# WHAT THIS TASK INVOLVES
Output every entry exactly as written.

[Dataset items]
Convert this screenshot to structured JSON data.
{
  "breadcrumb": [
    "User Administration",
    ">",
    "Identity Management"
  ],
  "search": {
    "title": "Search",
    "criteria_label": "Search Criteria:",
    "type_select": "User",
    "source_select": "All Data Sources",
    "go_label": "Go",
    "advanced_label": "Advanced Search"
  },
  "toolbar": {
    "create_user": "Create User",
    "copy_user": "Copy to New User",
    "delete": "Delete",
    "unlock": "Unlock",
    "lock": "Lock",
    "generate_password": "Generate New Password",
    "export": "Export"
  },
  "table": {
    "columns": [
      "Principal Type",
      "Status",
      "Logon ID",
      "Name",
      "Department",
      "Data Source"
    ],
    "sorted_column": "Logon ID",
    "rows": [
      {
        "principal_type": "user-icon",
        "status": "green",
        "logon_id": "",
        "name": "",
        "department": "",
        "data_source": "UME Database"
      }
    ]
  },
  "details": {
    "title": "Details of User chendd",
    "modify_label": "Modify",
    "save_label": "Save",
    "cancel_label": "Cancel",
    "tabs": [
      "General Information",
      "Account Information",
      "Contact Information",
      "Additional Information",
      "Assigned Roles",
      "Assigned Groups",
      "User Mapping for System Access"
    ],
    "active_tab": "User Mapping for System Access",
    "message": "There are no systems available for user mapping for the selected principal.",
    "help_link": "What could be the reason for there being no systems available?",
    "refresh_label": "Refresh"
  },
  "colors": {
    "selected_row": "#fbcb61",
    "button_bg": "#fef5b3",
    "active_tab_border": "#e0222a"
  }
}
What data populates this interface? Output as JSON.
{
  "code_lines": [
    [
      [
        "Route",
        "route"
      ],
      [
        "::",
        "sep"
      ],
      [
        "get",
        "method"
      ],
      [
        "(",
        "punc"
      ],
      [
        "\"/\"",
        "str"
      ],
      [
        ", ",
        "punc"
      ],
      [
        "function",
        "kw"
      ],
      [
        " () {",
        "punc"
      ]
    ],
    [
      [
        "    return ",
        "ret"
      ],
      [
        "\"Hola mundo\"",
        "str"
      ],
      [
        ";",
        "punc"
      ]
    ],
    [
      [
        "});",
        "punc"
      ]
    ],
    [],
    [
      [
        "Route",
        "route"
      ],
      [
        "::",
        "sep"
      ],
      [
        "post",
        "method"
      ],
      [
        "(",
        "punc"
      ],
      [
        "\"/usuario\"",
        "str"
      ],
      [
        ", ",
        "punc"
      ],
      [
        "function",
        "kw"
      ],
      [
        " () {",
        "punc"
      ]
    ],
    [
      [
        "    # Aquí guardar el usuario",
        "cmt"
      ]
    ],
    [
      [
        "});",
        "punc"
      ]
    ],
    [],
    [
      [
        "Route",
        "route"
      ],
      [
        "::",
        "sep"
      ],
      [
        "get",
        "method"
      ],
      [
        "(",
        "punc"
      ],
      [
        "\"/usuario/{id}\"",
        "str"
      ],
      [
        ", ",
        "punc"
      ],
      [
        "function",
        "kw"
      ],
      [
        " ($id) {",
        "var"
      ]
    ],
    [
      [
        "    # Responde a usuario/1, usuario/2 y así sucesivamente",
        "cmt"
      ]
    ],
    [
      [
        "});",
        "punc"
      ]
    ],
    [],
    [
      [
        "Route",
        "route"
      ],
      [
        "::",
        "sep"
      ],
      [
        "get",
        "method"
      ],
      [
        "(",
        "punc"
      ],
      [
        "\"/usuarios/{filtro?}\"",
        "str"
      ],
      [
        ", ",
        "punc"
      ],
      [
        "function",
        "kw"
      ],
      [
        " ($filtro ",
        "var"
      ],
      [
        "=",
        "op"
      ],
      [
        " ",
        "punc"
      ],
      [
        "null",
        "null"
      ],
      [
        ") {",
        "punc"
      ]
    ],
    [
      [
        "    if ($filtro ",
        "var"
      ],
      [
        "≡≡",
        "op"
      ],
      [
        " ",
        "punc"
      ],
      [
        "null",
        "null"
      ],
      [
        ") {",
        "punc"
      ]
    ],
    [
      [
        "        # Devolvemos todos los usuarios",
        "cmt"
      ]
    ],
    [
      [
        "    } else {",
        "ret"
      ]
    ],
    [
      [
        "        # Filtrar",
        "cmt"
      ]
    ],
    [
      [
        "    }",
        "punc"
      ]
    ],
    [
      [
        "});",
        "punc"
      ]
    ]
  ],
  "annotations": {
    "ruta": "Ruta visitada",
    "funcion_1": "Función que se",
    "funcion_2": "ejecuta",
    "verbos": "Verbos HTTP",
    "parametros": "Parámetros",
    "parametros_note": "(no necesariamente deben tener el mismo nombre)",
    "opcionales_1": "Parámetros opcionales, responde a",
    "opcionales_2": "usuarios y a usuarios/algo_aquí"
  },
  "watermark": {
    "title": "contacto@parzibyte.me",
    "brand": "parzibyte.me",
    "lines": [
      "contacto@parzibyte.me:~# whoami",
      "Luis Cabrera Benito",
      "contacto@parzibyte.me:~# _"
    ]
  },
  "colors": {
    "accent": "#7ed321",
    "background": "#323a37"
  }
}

# RESPONSE FOR THIS EXERCISE
Convert this screenshot to structured JSON data.
{
  "breadcrumb": [
    "User Administration",
    ">",
    "Identity Management"
  ],
  "search": {
    "title": "Search",
    "criteria_label": "Search Criteria:",
    "type_select": "User",
    "source_select": "All Data Sources",
    "go_label": "Go",
    "advanced_label": "Advanced Search"
  },
  "toolbar": {
    "create_user": "Create User",
    "copy_user": "Copy to New User",
    "delete": "Delete",
    "unlock": "Unlock",
    "lock": "Lock",
    "generate_password": "Generate New Password",
    "export": "Export"
  },
  "table": {
    "columns": [
      "Principal Type",
      "Status",
      "Logon ID",
      "Name",
      "Department",
      "Data Source"
    ],
    "sorted_column": "Logon ID",
    "rows": [
      {
        "principal_type": "user-icon",
        "status": "green",
        "logon_id": "",
        "name": "",
        "department": "",
        "data_source": "UME Database"
      }
    ]
  },
  "details": {
    "title": "Details of User chendd",
    "modify_label": "Modify",
    "save_label": "Save",
    "cancel_label": "Cancel",
    "tabs": [
      "General Information",
      "Account Information",
      "Contact Information",
      "Additional Information",
      "Assigned Roles",
      "Assigned Groups",
      "User Mapping for System Access"
    ],
    "active_tab": "User Mapping for System Access",
    "message": "There are no systems available for user mapping for the selected principal.",
    "help_link": "What could be the reason for there being no systems available?",
    "refresh_label": "Refresh"
  },
  "colors": {
    "selected_row": "#fbcb61",
    "button_bg": "#fef5b3",
    "active_tab_border": "#e0222a"
  }
}
What data populates this interface? Output as JSON.
{
  "code_lines": [
    [
      [
        "Route",
        "route"
      ],
      [
        "::",
        "sep"
      ],
      [
        "get",
        "method"
      ],
      [
        "(",
        "punc"
      ],
      [
        "\"/\"",
        "str"
      ],
      [
        ", ",
        "punc"
      ],
      [
        "function",
        "kw"
      ],
      [
        " () {",
        "punc"
      ]
    ],
    [
      [
        "    return ",
        "ret"
      ],
      [
        "\"Hola mundo\"",
        "str"
      ],
      [
        ";",
        "punc"
      ]
    ],
    [
      [
        "});",
        "punc"
      ]
    ],
    [],
    [
      [
        "Route",
        "route"
      ],
      [
        "::",
        "sep"
      ],
      [
        "post",
        "method"
      ],
      [
        "(",
        "punc"
      ],
      [
        "\"/usuario\"",
        "str"
      ],
      [
        ", ",
        "punc"
      ],
      [
        "function",
        "kw"
      ],
      [
        " () {",
        "punc"
      ]
    ],
    [
      [
        "    # Aquí guardar el usuario",
        "cmt"
      ]
    ],
    [
      [
        "});",
        "punc"
      ]
    ],
    [],
    [
      [
        "Route",
        "route"
      ],
      [
        "::",
        "sep"
      ],
      [
        "get",
        "method"
      ],
      [
        "(",
        "punc"
      ],
      [
        "\"/usuario/{id}\"",
        "str"
      ],
      [
        ", ",
        "punc"
      ],
      [
        "function",
        "kw"
      ],
      [
        " ($id) {",
        "var"
      ]
    ],
    [
      [
        "    # Responde a usuario/1, usuario/2 y así sucesivamente",
        "cmt"
      ]
    ],
    [
      [
        "});",
        "punc"
      ]
    ],
    [],
    [
      [
        "Route",
        "route"
      ],
      [
        "::",
        "sep"
      ],
      [
        "get",
        "method"
      ],
      [
        "(",
        "punc"
      ],
      [
        "\"/usuarios/{filtro?}\"",
        "str"
      ],
      [
        ", ",
        "punc"
      ],
      [
        "function",
        "kw"
      ],
      [
        " ($filtro ",
        "var"
      ],
      [
        "=",
        "op"
      ],
      [
        " ",
        "punc"
      ],
      [
        "null",
        "null"
      ],
      [
        ") {",
        "punc"
      ]
    ],
    [
      [
        "    if ($filtro ",
        "var"
      ],
      [
        "≡≡",
        "op"
      ],
      [
        " ",
        "punc"
      ],
      [
        "null",
        "null"
      ],
      [
        ") {",
        "punc"
      ]
    ],
    [
      [
        "        # Devolvemos todos los usuarios",
        "cmt"
      ]
    ],
    [
      [
        "    } else {",
        "ret"
      ]
    ],
    [
      [
        "        # Filtrar",
        "cmt"
      ]
    ],
    [
      [
        "    }",
        "punc"
      ]
    ],
    [
      [
        "});",
        "punc"
      ]
    ]
  ],
  "annotations": {
    "ruta": "Ruta visitada",
    "funcion_1": "Función que se",
    "funcion_2": "ejecuta",
    "verbos": "Verbos HTTP",
    "parametros": "Parámetros",
    "parametros_note": "(no necesariamente deben tener el mismo nombre)",
    "opcionales_1": "Parámetros opcionales, responde a",
    "opcionales_2": "usuarios y a usuarios/algo_aquí"
  },
  "watermark": {
    "title": "contacto@parzibyte.me",
    "brand": "parzibyte.me",
    "lines": [
      "contacto@parzibyte.me:~# whoami",
      "Luis Cabrera Benito",
      "contacto@parzibyte.me:~# _"
    ]
  },
  "colors": {
    "accent": "#7ed321",
    "background": "#323a37"
  }
}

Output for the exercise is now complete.